[Start of The data]

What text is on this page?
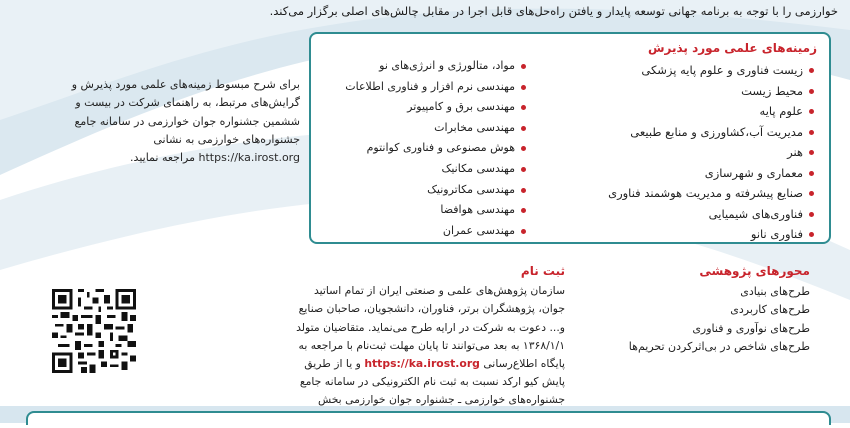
خوارزمی را با توجه به برنامه جهانی توسعه پایدار و یافتن راه‌حل‌های قابل اجرا در مقابل چالش‌های اصلی برگزار می‌کند.
زمینه‌های علمی مورد پذیرش
زیست فناوری و علوم پایه پزشکی
محیط زیست
علوم پایه
مدیریت آب،کشاورزی و منابع طبیعی
هنر
معماری و شهرسازی
صنایع پیشرفته و مدیریت هوشمند فناوری
فناوری‌های شیمیایی
فناوری نانو
مواد، متالورژی و انرژی‌های نو
مهندسی نرم افزار و فناوری اطلاعات
مهندسی برق و کامپیوتر
مهندسی مخابرات
هوش مصنوعی و فناوری کوانتوم
مهندسی مکانیک
مهندسی مکاترونیک
مهندسی هوافضا
مهندسی عمران
برای شرح مبسوط زمینه‌های علمی مورد پذیرش و گرایش‌های مرتبط، به راهنمای شرکت در بیست و ششمین جشنواره جوان خوارزمی در سامانه جامع جشنواره‌های خوارزمی به نشانی https://ka.irost.org مراجعه نمایید.
محورهای پژوهشی
طرح‌های بنیادی
طرح‌های کاربردی
طرح‌های نوآوری و فناوری
طرح‌های شاخص در بی‌اثرکردن تحریم‌ها
ثبت نام
سازمان پژوهش‌های علمی و صنعتی ایران از تمام اساتید جوان، پژوهشگران برتر، فناوران، دانشجویان، صاحبان صنایع و... دعوت به شرکت در ارایه طرح می‌نماید. متقاضیان متولد ۱۳۶۸/۱/۱ به بعد می‌توانند تا پایان مهلت ثبت‌نام با مراجعه به پایگاه اطلاع‌رسانی https://ka.irost.org و یا از طریق پایش کیو ارکد نسبت به ثبت نام الکترونیکی در سامانه جامع جشنواره‌های خوارزمی ـ جشنواره جوان خوارزمی بخش
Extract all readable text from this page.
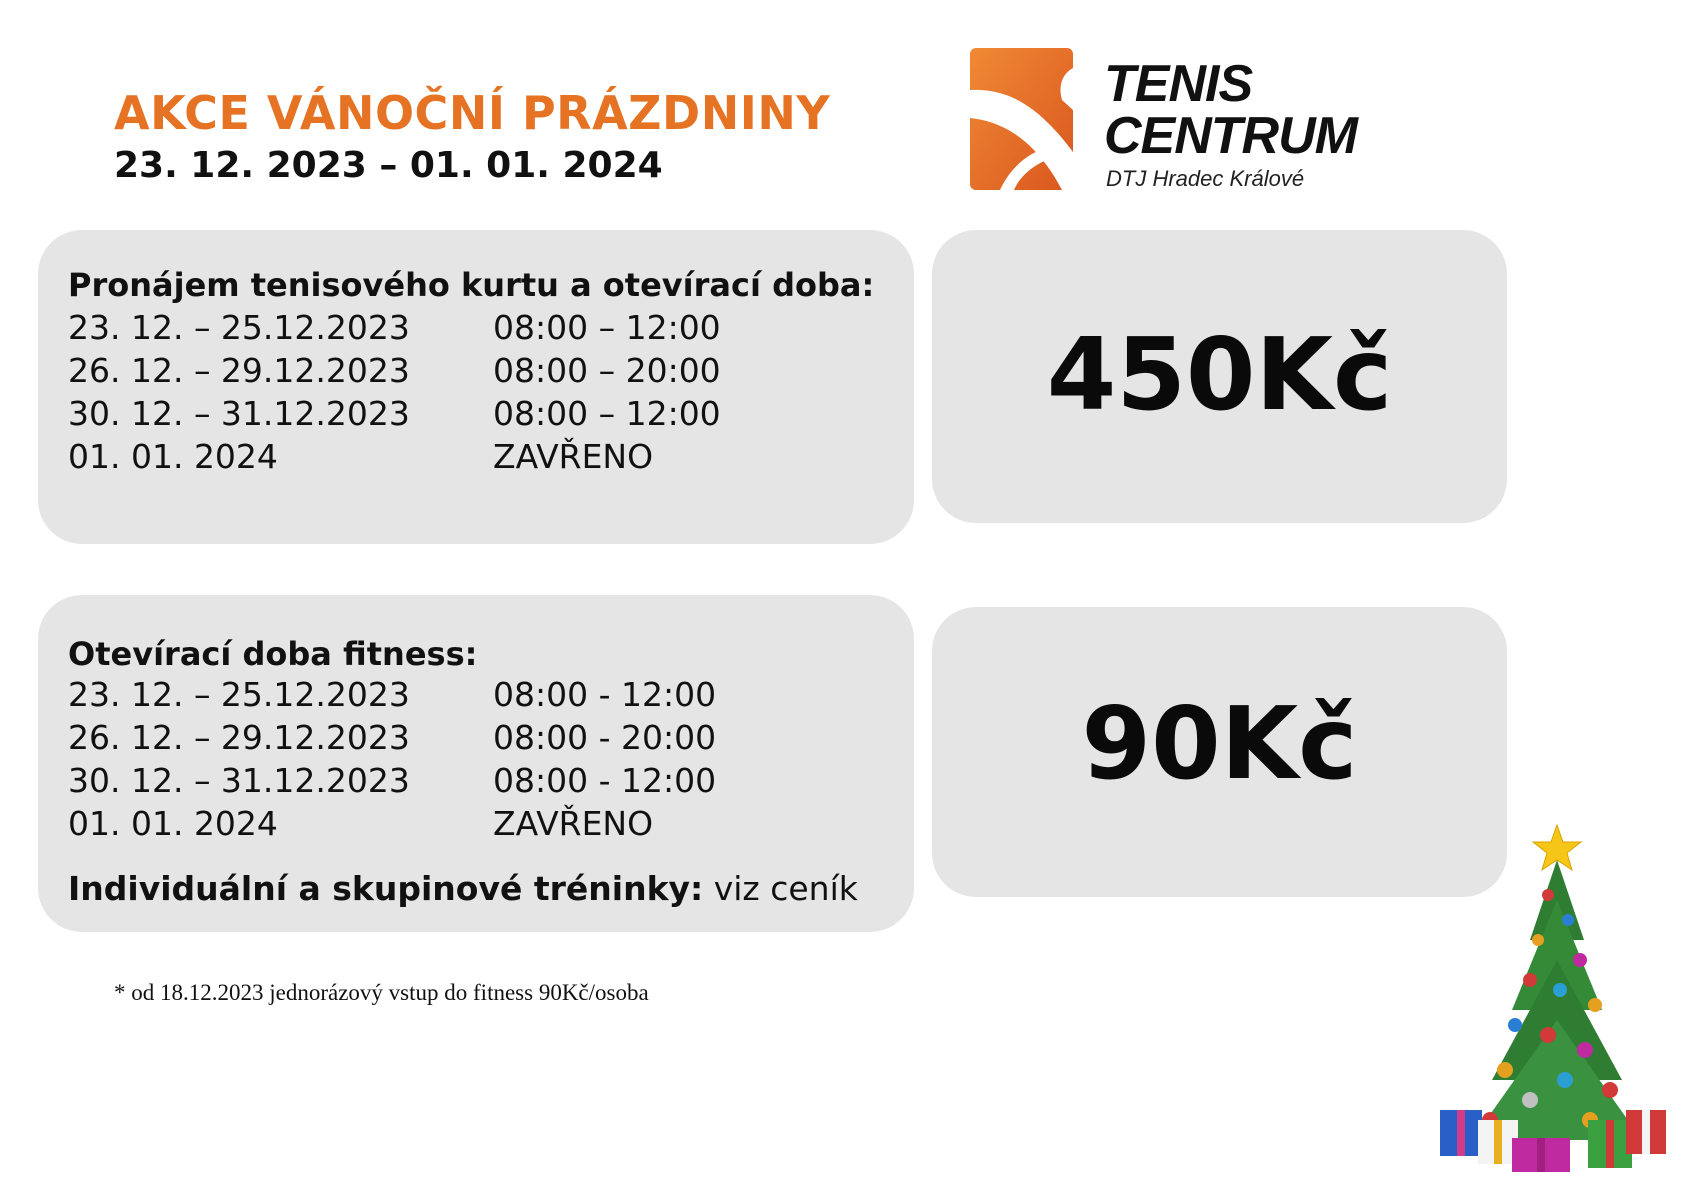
AKCE VÁNOČNÍ PRÁZDNINY
23. 12. 2023 – 01. 01. 2024
TENIS
CENTRUM
DTJ Hradec Králové
Pronájem tenisového kurtu a otevírací doba:
23. 12. – 25.12.2023	08:00 – 12:00
26. 12. – 29.12.2023	08:00 – 20:00
30. 12. – 31.12.2023	08:00 – 12:00
01. 01. 2024	ZAVŘENO
450Kč
Otevírací doba fitness:
23. 12. – 25.12.2023	08:00 - 12:00
26. 12. – 29.12.2023	08:00 - 20:00
30. 12. – 31.12.2023	08:00 - 12:00
01. 01. 2024	ZAVŘENO
Individuální a skupinové tréninky: viz ceník
90Kč
* od 18.12.2023 jednorázový vstup do fitness 90Kč/osoba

[End of The data]

Problem ->
Print each of the records above exactly as written, leaving no picture in the copy.

Result ->
What text is on this page?
خوارزمی را با توجه به برنامه جهانی توسعه پایدار و یافتن راه‌حل‌های قابل اجرا در مقابل چالش‌های اصلی برگزار می‌کند.
زمینه‌های علمی مورد پذیرش
زیست فناوری و علوم پایه پزشکی
محیط زیست
علوم پایه
مدیریت آب،کشاورزی و منابع طبیعی
هنر
معماری و شهرسازی
صنایع پیشرفته و مدیریت هوشمند فناوری
فناوری‌های شیمیایی
فناوری نانو
مواد، متالورژی و انرژی‌های نو
مهندسی نرم افزار و فناوری اطلاعات
مهندسی برق و کامپیوتر
مهندسی مخابرات
هوش مصنوعی و فناوری کوانتوم
مهندسی مکانیک
مهندسی مکاترونیک
مهندسی هوافضا
مهندسی عمران
برای شرح مبسوط زمینه‌های علمی مورد پذیرش و گرایش‌های مرتبط، به راهنمای شرکت در بیست و ششمین جشنواره جوان خوارزمی در سامانه جامع جشنواره‌های خوارزمی به نشانی https://ka.irost.org مراجعه نمایید.
محورهای پژوهشی
طرح‌های بنیادی
طرح‌های کاربردی
طرح‌های نوآوری و فناوری
طرح‌های شاخص در بی‌اثرکردن تحریم‌ها
ثبت نام
سازمان پژوهش‌های علمی و صنعتی ایران از تمام اساتید جوان، پژوهشگران برتر، فناوران، دانشجویان، صاحبان صنایع و... دعوت به شرکت در ارایه طرح می‌نماید. متقاضیان متولد ۱۳۶۸/۱/۱ به بعد می‌توانند تا پایان مهلت ثبت‌نام با مراجعه به پایگاه اطلاع‌رسانی https://ka.irost.org و یا از طریق پایش کیو ارکد نسبت به ثبت نام الکترونیکی در سامانه جامع جشنواره‌های خوارزمی ـ جشنواره جوان خوارزمی بخش
Extract all readable text from this page.
AKCE VÁNOČNÍ PRÁZDNINY
23. 12. 2023 – 01. 01. 2024
TENIS
CENTRUM
DTJ Hradec Králové
Pronájem tenisového kurtu a otevírací doba:
23. 12. – 25.12.2023	08:00 – 12:00
26. 12. – 29.12.2023	08:00 – 20:00
30. 12. – 31.12.2023	08:00 – 12:00
01. 01. 2024	ZAVŘENO
450Kč
Otevírací doba fitness:
23. 12. – 25.12.2023	08:00 - 12:00
26. 12. – 29.12.2023	08:00 - 20:00
30. 12. – 31.12.2023	08:00 - 12:00
01. 01. 2024	ZAVŘENO
Individuální a skupinové tréninky: viz ceník
90Kč
* od 18.12.2023 jednorázový vstup do fitness 90Kč/osoba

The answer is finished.